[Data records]
__________
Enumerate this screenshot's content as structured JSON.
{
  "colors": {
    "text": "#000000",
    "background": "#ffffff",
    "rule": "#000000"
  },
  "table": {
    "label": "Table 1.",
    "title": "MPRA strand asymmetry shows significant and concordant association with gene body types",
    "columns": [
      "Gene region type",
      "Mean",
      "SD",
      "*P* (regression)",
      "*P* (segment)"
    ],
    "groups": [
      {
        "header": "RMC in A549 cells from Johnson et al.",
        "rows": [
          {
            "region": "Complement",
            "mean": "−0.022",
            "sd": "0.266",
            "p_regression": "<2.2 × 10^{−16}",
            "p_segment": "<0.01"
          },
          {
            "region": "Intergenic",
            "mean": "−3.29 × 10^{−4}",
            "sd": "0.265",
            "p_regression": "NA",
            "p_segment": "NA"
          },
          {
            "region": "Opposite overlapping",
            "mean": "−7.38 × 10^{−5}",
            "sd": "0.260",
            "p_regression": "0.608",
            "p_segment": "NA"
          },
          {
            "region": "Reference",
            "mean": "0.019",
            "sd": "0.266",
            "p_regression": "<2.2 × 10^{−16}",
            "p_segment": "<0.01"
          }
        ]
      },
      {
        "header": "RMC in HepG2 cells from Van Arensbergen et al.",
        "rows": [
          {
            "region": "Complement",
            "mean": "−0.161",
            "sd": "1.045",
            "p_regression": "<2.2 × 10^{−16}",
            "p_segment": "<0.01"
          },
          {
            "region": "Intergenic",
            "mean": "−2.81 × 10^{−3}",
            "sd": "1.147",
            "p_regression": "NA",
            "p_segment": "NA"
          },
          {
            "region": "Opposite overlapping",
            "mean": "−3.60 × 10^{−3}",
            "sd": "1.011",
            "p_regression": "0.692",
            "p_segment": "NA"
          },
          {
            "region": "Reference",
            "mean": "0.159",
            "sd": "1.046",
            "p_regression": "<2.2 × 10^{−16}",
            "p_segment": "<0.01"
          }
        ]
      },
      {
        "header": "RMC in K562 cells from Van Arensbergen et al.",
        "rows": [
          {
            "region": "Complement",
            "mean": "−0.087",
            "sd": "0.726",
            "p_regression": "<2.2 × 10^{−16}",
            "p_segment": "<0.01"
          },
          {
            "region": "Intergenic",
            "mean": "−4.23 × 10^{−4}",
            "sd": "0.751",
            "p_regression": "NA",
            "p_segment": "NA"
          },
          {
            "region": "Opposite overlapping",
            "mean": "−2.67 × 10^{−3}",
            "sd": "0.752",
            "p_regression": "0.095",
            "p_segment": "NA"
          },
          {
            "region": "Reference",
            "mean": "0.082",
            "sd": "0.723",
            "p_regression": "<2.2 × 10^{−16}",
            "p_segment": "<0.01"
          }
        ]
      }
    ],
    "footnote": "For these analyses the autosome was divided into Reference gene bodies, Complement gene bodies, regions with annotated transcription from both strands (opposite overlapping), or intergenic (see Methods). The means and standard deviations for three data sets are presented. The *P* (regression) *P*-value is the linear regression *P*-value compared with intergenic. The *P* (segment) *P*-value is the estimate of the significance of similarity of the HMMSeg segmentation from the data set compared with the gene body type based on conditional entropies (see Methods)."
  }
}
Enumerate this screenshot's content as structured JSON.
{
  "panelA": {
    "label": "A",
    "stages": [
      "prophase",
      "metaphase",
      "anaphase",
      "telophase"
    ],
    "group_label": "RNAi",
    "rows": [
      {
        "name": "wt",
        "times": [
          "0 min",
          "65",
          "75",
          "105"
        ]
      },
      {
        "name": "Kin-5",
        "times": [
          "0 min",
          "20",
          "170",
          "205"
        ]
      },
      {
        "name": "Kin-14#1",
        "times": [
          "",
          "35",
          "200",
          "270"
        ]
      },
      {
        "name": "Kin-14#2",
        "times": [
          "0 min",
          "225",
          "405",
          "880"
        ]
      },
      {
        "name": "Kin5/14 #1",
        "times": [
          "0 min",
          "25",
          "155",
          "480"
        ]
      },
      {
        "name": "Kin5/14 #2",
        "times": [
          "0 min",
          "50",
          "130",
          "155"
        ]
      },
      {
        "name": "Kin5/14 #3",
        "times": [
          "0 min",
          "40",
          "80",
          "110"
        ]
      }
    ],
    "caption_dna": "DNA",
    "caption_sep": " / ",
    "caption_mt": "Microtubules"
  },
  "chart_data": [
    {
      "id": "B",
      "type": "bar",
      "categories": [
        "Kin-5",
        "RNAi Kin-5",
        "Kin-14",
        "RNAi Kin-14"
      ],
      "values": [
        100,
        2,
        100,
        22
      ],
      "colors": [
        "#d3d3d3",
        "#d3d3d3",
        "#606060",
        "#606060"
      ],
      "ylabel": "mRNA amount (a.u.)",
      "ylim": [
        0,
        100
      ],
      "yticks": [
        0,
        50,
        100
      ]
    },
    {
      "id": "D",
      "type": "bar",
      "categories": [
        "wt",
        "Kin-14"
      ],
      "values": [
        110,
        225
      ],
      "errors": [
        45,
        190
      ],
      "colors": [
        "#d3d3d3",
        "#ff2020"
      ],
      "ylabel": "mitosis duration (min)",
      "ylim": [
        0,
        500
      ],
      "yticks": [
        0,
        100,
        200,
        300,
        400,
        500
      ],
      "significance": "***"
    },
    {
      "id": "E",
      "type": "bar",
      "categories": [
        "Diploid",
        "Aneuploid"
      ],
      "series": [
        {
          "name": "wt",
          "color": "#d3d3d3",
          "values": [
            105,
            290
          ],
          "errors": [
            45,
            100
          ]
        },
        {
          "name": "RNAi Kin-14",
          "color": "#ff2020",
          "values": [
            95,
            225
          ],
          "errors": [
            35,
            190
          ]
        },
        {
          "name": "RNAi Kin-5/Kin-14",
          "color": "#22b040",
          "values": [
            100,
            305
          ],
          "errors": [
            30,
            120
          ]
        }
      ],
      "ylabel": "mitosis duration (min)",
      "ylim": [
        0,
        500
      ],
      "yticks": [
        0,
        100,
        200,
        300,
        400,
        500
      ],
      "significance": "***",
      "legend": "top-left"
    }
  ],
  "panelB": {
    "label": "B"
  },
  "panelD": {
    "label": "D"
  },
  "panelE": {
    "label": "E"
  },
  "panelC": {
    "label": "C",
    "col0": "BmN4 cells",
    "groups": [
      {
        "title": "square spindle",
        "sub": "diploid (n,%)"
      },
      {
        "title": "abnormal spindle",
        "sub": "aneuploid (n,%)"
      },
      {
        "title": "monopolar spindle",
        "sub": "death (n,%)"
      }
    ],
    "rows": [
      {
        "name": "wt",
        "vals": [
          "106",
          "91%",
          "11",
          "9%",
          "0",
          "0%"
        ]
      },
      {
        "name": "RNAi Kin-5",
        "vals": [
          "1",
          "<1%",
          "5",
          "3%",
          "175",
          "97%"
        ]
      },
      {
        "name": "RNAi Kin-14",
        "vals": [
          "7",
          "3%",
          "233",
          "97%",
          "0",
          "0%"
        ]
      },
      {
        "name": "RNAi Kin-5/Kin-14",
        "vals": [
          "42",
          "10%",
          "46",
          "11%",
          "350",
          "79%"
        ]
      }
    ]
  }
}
__________
**TASK DIRECTIONS**: Retype the entries precisely as they stand.

**WRITTEN RESPONSE**:
Enumerate this screenshot's content as structured JSON.
{
  "colors": {
    "text": "#000000",
    "background": "#ffffff",
    "rule": "#000000"
  },
  "table": {
    "label": "Table 1.",
    "title": "MPRA strand asymmetry shows significant and concordant association with gene body types",
    "columns": [
      "Gene region type",
      "Mean",
      "SD",
      "*P* (regression)",
      "*P* (segment)"
    ],
    "groups": [
      {
        "header": "RMC in A549 cells from Johnson et al.",
        "rows": [
          {
            "region": "Complement",
            "mean": "−0.022",
            "sd": "0.266",
            "p_regression": "<2.2 × 10^{−16}",
            "p_segment": "<0.01"
          },
          {
            "region": "Intergenic",
            "mean": "−3.29 × 10^{−4}",
            "sd": "0.265",
            "p_regression": "NA",
            "p_segment": "NA"
          },
          {
            "region": "Opposite overlapping",
            "mean": "−7.38 × 10^{−5}",
            "sd": "0.260",
            "p_regression": "0.608",
            "p_segment": "NA"
          },
          {
            "region": "Reference",
            "mean": "0.019",
            "sd": "0.266",
            "p_regression": "<2.2 × 10^{−16}",
            "p_segment": "<0.01"
          }
        ]
      },
      {
        "header": "RMC in HepG2 cells from Van Arensbergen et al.",
        "rows": [
          {
            "region": "Complement",
            "mean": "−0.161",
            "sd": "1.045",
            "p_regression": "<2.2 × 10^{−16}",
            "p_segment": "<0.01"
          },
          {
            "region": "Intergenic",
            "mean": "−2.81 × 10^{−3}",
            "sd": "1.147",
            "p_regression": "NA",
            "p_segment": "NA"
          },
          {
            "region": "Opposite overlapping",
            "mean": "−3.60 × 10^{−3}",
            "sd": "1.011",
            "p_regression": "0.692",
            "p_segment": "NA"
          },
          {
            "region": "Reference",
            "mean": "0.159",
            "sd": "1.046",
            "p_regression": "<2.2 × 10^{−16}",
            "p_segment": "<0.01"
          }
        ]
      },
      {
        "header": "RMC in K562 cells from Van Arensbergen et al.",
        "rows": [
          {
            "region": "Complement",
            "mean": "−0.087",
            "sd": "0.726",
            "p_regression": "<2.2 × 10^{−16}",
            "p_segment": "<0.01"
          },
          {
            "region": "Intergenic",
            "mean": "−4.23 × 10^{−4}",
            "sd": "0.751",
            "p_regression": "NA",
            "p_segment": "NA"
          },
          {
            "region": "Opposite overlapping",
            "mean": "−2.67 × 10^{−3}",
            "sd": "0.752",
            "p_regression": "0.095",
            "p_segment": "NA"
          },
          {
            "region": "Reference",
            "mean": "0.082",
            "sd": "0.723",
            "p_regression": "<2.2 × 10^{−16}",
            "p_segment": "<0.01"
          }
        ]
      }
    ],
    "footnote": "For these analyses the autosome was divided into Reference gene bodies, Complement gene bodies, regions with annotated transcription from both strands (opposite overlapping), or intergenic (see Methods). The means and standard deviations for three data sets are presented. The *P* (regression) *P*-value is the linear regression *P*-value compared with intergenic. The *P* (segment) *P*-value is the estimate of the significance of similarity of the HMMSeg segmentation from the data set compared with the gene body type based on conditional entropies (see Methods)."
  }
}
Enumerate this screenshot's content as structured JSON.
{
  "panelA": {
    "label": "A",
    "stages": [
      "prophase",
      "metaphase",
      "anaphase",
      "telophase"
    ],
    "group_label": "RNAi",
    "rows": [
      {
        "name": "wt",
        "times": [
          "0 min",
          "65",
          "75",
          "105"
        ]
      },
      {
        "name": "Kin-5",
        "times": [
          "0 min",
          "20",
          "170",
          "205"
        ]
      },
      {
        "name": "Kin-14#1",
        "times": [
          "",
          "35",
          "200",
          "270"
        ]
      },
      {
        "name": "Kin-14#2",
        "times": [
          "0 min",
          "225",
          "405",
          "880"
        ]
      },
      {
        "name": "Kin5/14 #1",
        "times": [
          "0 min",
          "25",
          "155",
          "480"
        ]
      },
      {
        "name": "Kin5/14 #2",
        "times": [
          "0 min",
          "50",
          "130",
          "155"
        ]
      },
      {
        "name": "Kin5/14 #3",
        "times": [
          "0 min",
          "40",
          "80",
          "110"
        ]
      }
    ],
    "caption_dna": "DNA",
    "caption_sep": " / ",
    "caption_mt": "Microtubules"
  },
  "chart_data": [
    {
      "id": "B",
      "type": "bar",
      "categories": [
        "Kin-5",
        "RNAi Kin-5",
        "Kin-14",
        "RNAi Kin-14"
      ],
      "values": [
        100,
        2,
        100,
        22
      ],
      "colors": [
        "#d3d3d3",
        "#d3d3d3",
        "#606060",
        "#606060"
      ],
      "ylabel": "mRNA amount (a.u.)",
      "ylim": [
        0,
        100
      ],
      "yticks": [
        0,
        50,
        100
      ]
    },
    {
      "id": "D",
      "type": "bar",
      "categories": [
        "wt",
        "Kin-14"
      ],
      "values": [
        110,
        225
      ],
      "errors": [
        45,
        190
      ],
      "colors": [
        "#d3d3d3",
        "#ff2020"
      ],
      "ylabel": "mitosis duration (min)",
      "ylim": [
        0,
        500
      ],
      "yticks": [
        0,
        100,
        200,
        300,
        400,
        500
      ],
      "significance": "***"
    },
    {
      "id": "E",
      "type": "bar",
      "categories": [
        "Diploid",
        "Aneuploid"
      ],
      "series": [
        {
          "name": "wt",
          "color": "#d3d3d3",
          "values": [
            105,
            290
          ],
          "errors": [
            45,
            100
          ]
        },
        {
          "name": "RNAi Kin-14",
          "color": "#ff2020",
          "values": [
            95,
            225
          ],
          "errors": [
            35,
            190
          ]
        },
        {
          "name": "RNAi Kin-5/Kin-14",
          "color": "#22b040",
          "values": [
            100,
            305
          ],
          "errors": [
            30,
            120
          ]
        }
      ],
      "ylabel": "mitosis duration (min)",
      "ylim": [
        0,
        500
      ],
      "yticks": [
        0,
        100,
        200,
        300,
        400,
        500
      ],
      "significance": "***",
      "legend": "top-left"
    }
  ],
  "panelB": {
    "label": "B"
  },
  "panelD": {
    "label": "D"
  },
  "panelE": {
    "label": "E"
  },
  "panelC": {
    "label": "C",
    "col0": "BmN4 cells",
    "groups": [
      {
        "title": "square spindle",
        "sub": "diploid (n,%)"
      },
      {
        "title": "abnormal spindle",
        "sub": "aneuploid (n,%)"
      },
      {
        "title": "monopolar spindle",
        "sub": "death (n,%)"
      }
    ],
    "rows": [
      {
        "name": "wt",
        "vals": [
          "106",
          "91%",
          "11",
          "9%",
          "0",
          "0%"
        ]
      },
      {
        "name": "RNAi Kin-5",
        "vals": [
          "1",
          "<1%",
          "5",
          "3%",
          "175",
          "97%"
        ]
      },
      {
        "name": "RNAi Kin-14",
        "vals": [
          "7",
          "3%",
          "233",
          "97%",
          "0",
          "0%"
        ]
      },
      {
        "name": "RNAi Kin-5/Kin-14",
        "vals": [
          "42",
          "10%",
          "46",
          "11%",
          "350",
          "79%"
        ]
      }
    ]
  }
}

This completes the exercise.